Exclude the pictures; give every entry again exactly as written.
— START MATERIAL SHOWN —
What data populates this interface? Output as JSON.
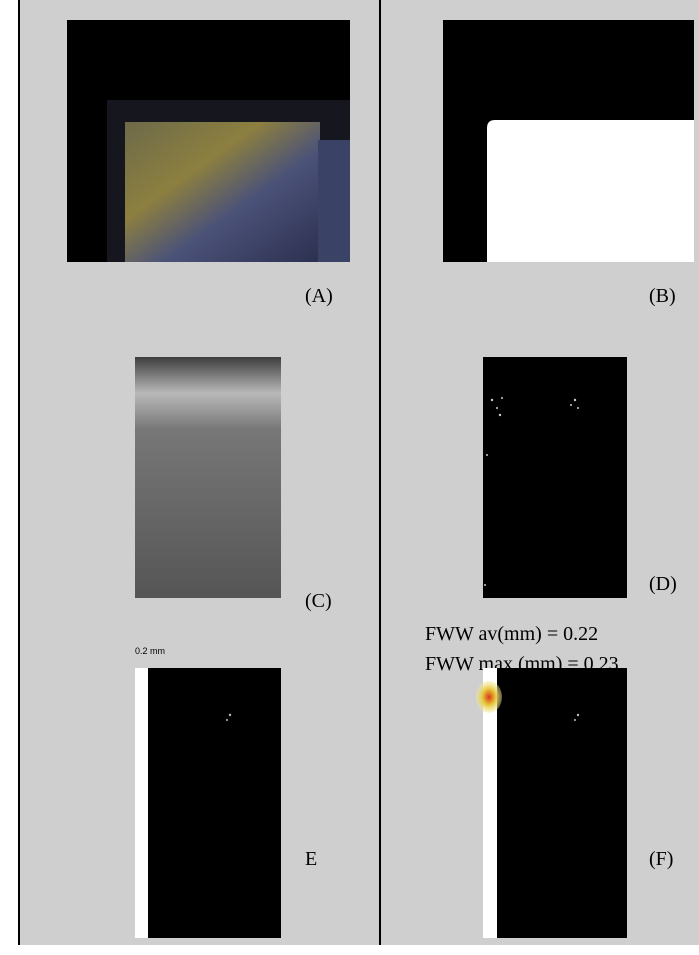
{
  "panels": [
    {
      "label": "(A)"
    },
    {
      "label": "(B)"
    },
    {
      "label": "(C)"
    },
    {
      "label": "(D)"
    },
    {
      "label": "E",
      "scale_label": "0.2 mm"
    },
    {
      "label": "(F)",
      "annotations": [
        "FWW av(mm) = 0.22",
        "FWW max (mm) = 0,23"
      ]
    }
  ]
}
— END MATERIAL SHOWN —
WRITTEN ANSWER:
What data populates this interface? Output as JSON.
{
  "panels": [
    {
      "label": "(A)"
    },
    {
      "label": "(B)"
    },
    {
      "label": "(C)"
    },
    {
      "label": "(D)"
    },
    {
      "label": "E",
      "scale_label": "0.2 mm"
    },
    {
      "label": "(F)",
      "annotations": [
        "FWW av(mm) = 0.22",
        "FWW max (mm) = 0,23"
      ]
    }
  ]
}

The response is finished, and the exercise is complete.